Reply only with how many lines contain the word "than".

::::

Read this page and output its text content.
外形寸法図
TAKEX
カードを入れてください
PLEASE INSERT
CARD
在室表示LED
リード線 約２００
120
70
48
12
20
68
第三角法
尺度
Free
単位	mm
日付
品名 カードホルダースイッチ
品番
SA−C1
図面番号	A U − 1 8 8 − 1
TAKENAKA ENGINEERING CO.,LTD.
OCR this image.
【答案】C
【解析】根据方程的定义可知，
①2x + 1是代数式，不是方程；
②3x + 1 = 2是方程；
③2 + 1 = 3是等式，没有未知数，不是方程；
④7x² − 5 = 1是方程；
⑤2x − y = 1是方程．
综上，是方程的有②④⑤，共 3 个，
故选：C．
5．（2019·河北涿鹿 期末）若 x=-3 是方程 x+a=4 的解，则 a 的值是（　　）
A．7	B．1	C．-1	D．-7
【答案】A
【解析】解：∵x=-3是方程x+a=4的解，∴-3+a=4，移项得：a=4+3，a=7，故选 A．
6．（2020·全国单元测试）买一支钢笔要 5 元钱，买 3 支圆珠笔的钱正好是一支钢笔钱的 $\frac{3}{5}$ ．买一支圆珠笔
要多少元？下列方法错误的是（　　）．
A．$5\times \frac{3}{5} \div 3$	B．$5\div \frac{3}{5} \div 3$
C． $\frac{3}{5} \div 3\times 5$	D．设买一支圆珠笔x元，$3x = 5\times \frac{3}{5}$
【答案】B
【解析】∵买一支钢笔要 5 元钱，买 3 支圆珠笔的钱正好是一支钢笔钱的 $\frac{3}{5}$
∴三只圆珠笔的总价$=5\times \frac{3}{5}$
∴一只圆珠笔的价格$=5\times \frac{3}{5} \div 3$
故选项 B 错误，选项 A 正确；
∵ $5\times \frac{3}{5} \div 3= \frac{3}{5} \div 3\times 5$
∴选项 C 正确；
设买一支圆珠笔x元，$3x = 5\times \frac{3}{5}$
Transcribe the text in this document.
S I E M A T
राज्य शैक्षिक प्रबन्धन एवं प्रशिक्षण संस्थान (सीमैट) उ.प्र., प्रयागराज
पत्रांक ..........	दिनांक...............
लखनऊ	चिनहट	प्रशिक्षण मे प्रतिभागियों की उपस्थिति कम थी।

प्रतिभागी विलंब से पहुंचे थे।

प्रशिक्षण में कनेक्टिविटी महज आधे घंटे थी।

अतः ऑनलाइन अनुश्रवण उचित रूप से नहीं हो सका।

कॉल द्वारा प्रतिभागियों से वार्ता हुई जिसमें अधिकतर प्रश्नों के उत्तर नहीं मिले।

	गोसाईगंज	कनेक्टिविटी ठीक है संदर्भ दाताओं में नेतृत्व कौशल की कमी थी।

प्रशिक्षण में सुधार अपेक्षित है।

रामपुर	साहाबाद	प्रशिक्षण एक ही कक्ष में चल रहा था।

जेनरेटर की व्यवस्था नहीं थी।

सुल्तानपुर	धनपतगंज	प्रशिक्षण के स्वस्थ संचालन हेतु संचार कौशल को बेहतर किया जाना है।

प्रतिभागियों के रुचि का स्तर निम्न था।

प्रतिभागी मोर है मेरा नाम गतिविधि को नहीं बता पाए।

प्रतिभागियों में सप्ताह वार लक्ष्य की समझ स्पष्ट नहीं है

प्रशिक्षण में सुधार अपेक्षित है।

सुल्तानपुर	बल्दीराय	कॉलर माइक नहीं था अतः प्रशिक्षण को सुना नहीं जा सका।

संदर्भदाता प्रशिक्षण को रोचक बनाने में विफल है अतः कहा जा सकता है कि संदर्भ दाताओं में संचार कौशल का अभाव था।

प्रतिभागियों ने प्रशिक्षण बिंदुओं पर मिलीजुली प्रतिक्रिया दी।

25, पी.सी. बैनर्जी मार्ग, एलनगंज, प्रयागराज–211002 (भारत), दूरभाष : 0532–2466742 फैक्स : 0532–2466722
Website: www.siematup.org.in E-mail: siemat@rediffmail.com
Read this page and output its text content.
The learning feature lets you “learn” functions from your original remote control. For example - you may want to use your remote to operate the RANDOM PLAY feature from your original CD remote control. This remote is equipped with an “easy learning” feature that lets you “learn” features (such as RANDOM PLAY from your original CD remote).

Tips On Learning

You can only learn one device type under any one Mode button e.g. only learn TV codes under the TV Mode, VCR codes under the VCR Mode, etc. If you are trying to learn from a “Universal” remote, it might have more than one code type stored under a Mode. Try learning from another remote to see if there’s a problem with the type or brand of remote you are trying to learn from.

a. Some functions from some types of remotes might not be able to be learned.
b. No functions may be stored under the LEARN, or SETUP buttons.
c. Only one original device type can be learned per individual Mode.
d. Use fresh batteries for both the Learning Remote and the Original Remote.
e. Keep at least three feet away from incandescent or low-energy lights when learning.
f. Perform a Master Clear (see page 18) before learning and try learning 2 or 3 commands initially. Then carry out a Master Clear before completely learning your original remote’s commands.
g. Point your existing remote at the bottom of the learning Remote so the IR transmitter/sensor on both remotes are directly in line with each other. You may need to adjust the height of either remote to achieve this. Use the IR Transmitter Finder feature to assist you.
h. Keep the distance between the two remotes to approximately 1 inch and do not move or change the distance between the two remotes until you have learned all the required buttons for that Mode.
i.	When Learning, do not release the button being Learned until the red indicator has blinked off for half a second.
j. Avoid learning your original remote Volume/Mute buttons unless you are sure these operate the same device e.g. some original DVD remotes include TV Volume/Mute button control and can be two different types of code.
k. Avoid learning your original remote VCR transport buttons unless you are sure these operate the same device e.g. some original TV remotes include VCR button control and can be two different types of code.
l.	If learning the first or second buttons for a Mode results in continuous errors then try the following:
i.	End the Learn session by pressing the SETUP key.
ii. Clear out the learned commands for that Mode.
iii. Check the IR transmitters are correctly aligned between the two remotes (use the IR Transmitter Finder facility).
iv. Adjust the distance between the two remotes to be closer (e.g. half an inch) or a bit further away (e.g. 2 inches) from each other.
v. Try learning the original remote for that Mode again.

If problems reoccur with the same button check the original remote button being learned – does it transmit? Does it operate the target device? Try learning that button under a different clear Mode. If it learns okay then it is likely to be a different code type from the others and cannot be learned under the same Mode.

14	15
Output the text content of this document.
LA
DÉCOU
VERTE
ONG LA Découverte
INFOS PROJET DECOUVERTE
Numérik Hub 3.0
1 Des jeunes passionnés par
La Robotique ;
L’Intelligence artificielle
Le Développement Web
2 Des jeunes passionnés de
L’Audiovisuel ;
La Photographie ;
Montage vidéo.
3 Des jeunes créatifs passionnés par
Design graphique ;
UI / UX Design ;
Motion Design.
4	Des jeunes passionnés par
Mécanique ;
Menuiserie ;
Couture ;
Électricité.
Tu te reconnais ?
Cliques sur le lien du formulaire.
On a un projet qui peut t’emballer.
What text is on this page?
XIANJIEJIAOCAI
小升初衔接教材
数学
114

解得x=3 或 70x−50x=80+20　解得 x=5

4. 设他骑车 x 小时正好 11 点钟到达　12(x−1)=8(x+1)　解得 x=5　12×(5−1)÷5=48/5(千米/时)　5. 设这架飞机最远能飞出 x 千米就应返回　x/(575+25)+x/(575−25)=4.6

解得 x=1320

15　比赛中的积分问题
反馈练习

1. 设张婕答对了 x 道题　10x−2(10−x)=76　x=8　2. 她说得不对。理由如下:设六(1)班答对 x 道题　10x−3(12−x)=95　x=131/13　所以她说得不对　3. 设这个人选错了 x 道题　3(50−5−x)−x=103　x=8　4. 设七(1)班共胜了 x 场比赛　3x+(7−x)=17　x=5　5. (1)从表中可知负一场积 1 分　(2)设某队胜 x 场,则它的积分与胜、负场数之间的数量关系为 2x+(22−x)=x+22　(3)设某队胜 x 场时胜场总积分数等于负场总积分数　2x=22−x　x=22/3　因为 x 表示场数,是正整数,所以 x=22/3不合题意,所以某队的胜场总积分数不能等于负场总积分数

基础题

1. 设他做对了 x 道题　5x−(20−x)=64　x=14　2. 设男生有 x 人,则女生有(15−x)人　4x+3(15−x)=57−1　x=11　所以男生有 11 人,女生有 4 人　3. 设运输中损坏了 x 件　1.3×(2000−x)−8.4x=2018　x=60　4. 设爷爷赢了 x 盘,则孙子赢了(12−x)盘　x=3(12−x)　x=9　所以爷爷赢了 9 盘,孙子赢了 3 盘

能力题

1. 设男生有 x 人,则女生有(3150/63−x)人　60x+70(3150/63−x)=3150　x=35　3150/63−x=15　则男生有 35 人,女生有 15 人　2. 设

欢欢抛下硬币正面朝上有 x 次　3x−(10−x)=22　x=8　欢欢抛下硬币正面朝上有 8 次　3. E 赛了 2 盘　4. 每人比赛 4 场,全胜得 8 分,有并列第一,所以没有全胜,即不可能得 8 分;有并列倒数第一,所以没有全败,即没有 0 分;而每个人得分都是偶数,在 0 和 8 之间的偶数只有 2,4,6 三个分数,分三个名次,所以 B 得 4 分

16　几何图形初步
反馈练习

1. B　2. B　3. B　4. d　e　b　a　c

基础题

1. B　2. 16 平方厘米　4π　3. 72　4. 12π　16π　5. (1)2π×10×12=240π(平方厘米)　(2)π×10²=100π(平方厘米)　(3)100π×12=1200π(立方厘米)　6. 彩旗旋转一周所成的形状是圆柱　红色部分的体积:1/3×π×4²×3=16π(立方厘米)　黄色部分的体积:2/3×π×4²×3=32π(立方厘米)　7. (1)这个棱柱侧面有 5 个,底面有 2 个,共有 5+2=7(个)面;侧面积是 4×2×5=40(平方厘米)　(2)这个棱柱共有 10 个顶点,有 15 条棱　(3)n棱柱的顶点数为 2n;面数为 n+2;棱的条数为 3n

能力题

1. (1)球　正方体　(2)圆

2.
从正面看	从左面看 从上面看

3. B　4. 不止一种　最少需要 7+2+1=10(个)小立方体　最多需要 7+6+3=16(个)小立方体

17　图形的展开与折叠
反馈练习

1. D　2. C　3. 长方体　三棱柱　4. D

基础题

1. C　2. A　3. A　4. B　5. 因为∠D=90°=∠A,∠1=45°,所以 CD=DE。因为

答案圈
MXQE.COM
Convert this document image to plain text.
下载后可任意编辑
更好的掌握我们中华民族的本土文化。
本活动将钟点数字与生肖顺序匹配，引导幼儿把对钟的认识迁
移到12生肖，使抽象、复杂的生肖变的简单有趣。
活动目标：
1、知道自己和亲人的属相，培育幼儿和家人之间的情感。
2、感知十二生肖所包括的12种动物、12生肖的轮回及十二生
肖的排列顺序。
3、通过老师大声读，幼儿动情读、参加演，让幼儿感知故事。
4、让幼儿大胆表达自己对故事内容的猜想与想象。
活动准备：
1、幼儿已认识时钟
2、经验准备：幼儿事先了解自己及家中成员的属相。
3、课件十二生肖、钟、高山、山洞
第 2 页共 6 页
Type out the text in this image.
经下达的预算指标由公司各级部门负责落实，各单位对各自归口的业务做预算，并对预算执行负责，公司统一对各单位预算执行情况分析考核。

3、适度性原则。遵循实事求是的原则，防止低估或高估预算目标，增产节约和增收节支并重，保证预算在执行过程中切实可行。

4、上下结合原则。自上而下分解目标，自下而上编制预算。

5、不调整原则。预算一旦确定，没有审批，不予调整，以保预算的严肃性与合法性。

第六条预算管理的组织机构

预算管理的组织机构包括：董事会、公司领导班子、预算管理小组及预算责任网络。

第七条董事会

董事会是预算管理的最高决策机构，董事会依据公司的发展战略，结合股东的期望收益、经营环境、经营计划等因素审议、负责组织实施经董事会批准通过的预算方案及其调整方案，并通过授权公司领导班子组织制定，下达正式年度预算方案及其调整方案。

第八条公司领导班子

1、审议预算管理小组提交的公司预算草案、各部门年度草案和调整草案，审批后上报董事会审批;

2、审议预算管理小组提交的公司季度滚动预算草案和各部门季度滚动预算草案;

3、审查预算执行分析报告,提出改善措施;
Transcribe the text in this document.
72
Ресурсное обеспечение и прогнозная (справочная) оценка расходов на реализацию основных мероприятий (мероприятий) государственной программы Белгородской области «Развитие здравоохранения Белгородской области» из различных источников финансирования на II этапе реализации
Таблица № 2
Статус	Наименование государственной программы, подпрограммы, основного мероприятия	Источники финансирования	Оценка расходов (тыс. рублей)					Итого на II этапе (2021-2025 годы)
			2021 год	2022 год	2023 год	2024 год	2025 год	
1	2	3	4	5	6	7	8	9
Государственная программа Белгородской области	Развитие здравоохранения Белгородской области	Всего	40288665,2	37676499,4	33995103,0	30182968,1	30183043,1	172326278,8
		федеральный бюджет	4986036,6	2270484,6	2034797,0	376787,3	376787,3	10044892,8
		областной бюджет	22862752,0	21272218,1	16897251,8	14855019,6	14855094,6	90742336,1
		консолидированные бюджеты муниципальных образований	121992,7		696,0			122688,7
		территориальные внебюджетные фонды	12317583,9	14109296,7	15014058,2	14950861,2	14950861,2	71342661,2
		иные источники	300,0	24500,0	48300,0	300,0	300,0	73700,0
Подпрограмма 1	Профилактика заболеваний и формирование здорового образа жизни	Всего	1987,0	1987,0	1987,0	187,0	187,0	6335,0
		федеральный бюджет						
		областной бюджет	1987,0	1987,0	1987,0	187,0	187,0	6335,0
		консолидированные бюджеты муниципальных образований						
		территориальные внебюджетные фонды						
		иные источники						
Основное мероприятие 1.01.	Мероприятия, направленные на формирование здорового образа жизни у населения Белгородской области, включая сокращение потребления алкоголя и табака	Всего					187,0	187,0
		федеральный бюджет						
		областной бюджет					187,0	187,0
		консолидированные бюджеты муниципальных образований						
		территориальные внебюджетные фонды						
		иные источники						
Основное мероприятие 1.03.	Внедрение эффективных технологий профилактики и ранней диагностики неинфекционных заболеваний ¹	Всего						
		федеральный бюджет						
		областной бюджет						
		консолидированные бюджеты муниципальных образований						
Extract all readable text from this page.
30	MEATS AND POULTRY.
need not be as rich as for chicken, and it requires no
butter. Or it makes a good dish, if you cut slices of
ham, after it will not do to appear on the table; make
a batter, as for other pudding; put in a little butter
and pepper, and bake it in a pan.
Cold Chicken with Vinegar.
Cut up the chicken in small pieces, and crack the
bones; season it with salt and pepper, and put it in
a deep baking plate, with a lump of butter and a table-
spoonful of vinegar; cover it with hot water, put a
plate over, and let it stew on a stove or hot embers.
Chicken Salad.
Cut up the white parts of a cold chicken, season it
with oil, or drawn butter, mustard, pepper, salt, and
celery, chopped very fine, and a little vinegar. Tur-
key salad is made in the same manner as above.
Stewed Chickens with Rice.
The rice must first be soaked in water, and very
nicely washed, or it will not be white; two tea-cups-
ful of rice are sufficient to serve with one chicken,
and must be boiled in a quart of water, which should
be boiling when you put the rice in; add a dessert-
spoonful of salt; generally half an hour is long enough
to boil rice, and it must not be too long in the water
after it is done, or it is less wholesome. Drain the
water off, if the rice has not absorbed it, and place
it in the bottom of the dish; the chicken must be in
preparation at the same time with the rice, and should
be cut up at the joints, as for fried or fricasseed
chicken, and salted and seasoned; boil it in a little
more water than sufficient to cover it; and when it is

::::

Problem solution: 2